▶ **WHAT IS BEING ASKED**: Retype the whole listing, please, keeping every line exact and dropping the pictures.

▶ **RECORDS FOR THE EXERCISE**:
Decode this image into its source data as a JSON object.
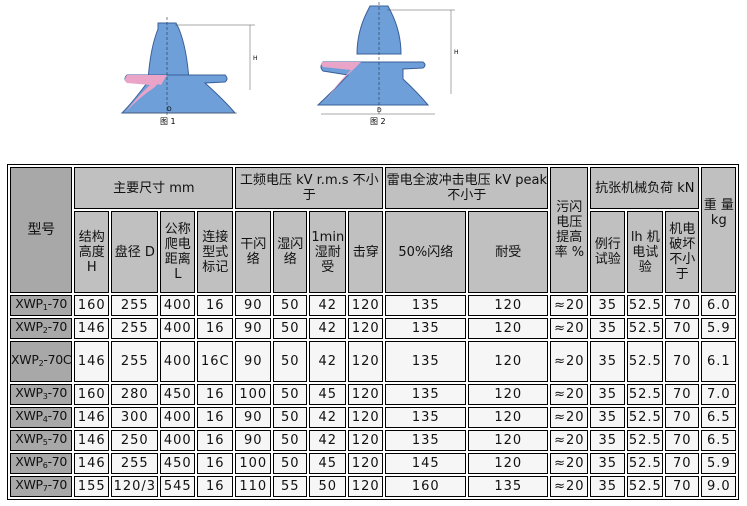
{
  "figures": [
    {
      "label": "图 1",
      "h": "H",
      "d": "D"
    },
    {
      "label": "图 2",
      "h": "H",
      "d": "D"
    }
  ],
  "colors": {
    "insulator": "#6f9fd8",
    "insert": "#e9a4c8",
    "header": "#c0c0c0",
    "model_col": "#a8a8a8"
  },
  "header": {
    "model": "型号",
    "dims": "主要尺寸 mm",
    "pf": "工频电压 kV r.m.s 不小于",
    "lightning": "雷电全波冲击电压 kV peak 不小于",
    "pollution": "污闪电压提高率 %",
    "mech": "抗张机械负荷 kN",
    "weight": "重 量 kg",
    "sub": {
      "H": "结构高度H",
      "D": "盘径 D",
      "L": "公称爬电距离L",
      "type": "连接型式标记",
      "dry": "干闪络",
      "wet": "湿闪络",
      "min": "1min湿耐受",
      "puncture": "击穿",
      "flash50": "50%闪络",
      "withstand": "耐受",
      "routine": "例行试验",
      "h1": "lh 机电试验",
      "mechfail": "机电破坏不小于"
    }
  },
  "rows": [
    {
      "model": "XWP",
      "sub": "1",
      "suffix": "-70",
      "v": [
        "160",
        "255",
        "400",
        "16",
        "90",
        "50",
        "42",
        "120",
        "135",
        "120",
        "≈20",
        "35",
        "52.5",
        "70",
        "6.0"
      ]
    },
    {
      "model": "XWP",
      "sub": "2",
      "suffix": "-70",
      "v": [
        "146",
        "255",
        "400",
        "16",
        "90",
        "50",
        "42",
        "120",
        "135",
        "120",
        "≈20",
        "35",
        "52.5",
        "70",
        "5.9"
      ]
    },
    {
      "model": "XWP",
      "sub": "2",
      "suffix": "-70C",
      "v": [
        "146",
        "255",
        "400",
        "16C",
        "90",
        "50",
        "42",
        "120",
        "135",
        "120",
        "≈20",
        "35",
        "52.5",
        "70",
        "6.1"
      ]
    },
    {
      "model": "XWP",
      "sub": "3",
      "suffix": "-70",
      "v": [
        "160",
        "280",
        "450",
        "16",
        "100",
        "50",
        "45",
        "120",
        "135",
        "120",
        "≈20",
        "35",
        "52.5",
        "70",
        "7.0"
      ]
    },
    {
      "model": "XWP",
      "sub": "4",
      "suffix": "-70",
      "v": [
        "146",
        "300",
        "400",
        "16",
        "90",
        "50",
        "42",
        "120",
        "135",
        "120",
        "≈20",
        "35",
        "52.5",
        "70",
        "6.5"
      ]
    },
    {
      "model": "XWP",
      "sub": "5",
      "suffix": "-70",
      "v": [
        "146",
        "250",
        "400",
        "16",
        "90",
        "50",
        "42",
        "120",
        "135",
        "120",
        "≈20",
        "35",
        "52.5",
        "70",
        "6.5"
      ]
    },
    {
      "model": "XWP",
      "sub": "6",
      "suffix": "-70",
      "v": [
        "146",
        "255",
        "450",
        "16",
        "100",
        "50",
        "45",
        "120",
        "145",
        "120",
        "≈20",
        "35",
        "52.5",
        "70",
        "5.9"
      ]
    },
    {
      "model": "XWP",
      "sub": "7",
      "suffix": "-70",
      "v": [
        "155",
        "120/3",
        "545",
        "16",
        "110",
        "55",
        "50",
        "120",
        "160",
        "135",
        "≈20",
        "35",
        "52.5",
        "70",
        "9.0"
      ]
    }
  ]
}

▶ **SOLUTION FOR THIS PROBLEM**:
Decode this image into its source data as a JSON object.
{
  "figures": [
    {
      "label": "图 1",
      "h": "H",
      "d": "D"
    },
    {
      "label": "图 2",
      "h": "H",
      "d": "D"
    }
  ],
  "colors": {
    "insulator": "#6f9fd8",
    "insert": "#e9a4c8",
    "header": "#c0c0c0",
    "model_col": "#a8a8a8"
  },
  "header": {
    "model": "型号",
    "dims": "主要尺寸 mm",
    "pf": "工频电压 kV r.m.s 不小于",
    "lightning": "雷电全波冲击电压 kV peak 不小于",
    "pollution": "污闪电压提高率 %",
    "mech": "抗张机械负荷 kN",
    "weight": "重 量 kg",
    "sub": {
      "H": "结构高度H",
      "D": "盘径 D",
      "L": "公称爬电距离L",
      "type": "连接型式标记",
      "dry": "干闪络",
      "wet": "湿闪络",
      "min": "1min湿耐受",
      "puncture": "击穿",
      "flash50": "50%闪络",
      "withstand": "耐受",
      "routine": "例行试验",
      "h1": "lh 机电试验",
      "mechfail": "机电破坏不小于"
    }
  },
  "rows": [
    {
      "model": "XWP",
      "sub": "1",
      "suffix": "-70",
      "v": [
        "160",
        "255",
        "400",
        "16",
        "90",
        "50",
        "42",
        "120",
        "135",
        "120",
        "≈20",
        "35",
        "52.5",
        "70",
        "6.0"
      ]
    },
    {
      "model": "XWP",
      "sub": "2",
      "suffix": "-70",
      "v": [
        "146",
        "255",
        "400",
        "16",
        "90",
        "50",
        "42",
        "120",
        "135",
        "120",
        "≈20",
        "35",
        "52.5",
        "70",
        "5.9"
      ]
    },
    {
      "model": "XWP",
      "sub": "2",
      "suffix": "-70C",
      "v": [
        "146",
        "255",
        "400",
        "16C",
        "90",
        "50",
        "42",
        "120",
        "135",
        "120",
        "≈20",
        "35",
        "52.5",
        "70",
        "6.1"
      ]
    },
    {
      "model": "XWP",
      "sub": "3",
      "suffix": "-70",
      "v": [
        "160",
        "280",
        "450",
        "16",
        "100",
        "50",
        "45",
        "120",
        "135",
        "120",
        "≈20",
        "35",
        "52.5",
        "70",
        "7.0"
      ]
    },
    {
      "model": "XWP",
      "sub": "4",
      "suffix": "-70",
      "v": [
        "146",
        "300",
        "400",
        "16",
        "90",
        "50",
        "42",
        "120",
        "135",
        "120",
        "≈20",
        "35",
        "52.5",
        "70",
        "6.5"
      ]
    },
    {
      "model": "XWP",
      "sub": "5",
      "suffix": "-70",
      "v": [
        "146",
        "250",
        "400",
        "16",
        "90",
        "50",
        "42",
        "120",
        "135",
        "120",
        "≈20",
        "35",
        "52.5",
        "70",
        "6.5"
      ]
    },
    {
      "model": "XWP",
      "sub": "6",
      "suffix": "-70",
      "v": [
        "146",
        "255",
        "450",
        "16",
        "100",
        "50",
        "45",
        "120",
        "145",
        "120",
        "≈20",
        "35",
        "52.5",
        "70",
        "5.9"
      ]
    },
    {
      "model": "XWP",
      "sub": "7",
      "suffix": "-70",
      "v": [
        "155",
        "120/3",
        "545",
        "16",
        "110",
        "55",
        "50",
        "120",
        "160",
        "135",
        "≈20",
        "35",
        "52.5",
        "70",
        "9.0"
      ]
    }
  ]
}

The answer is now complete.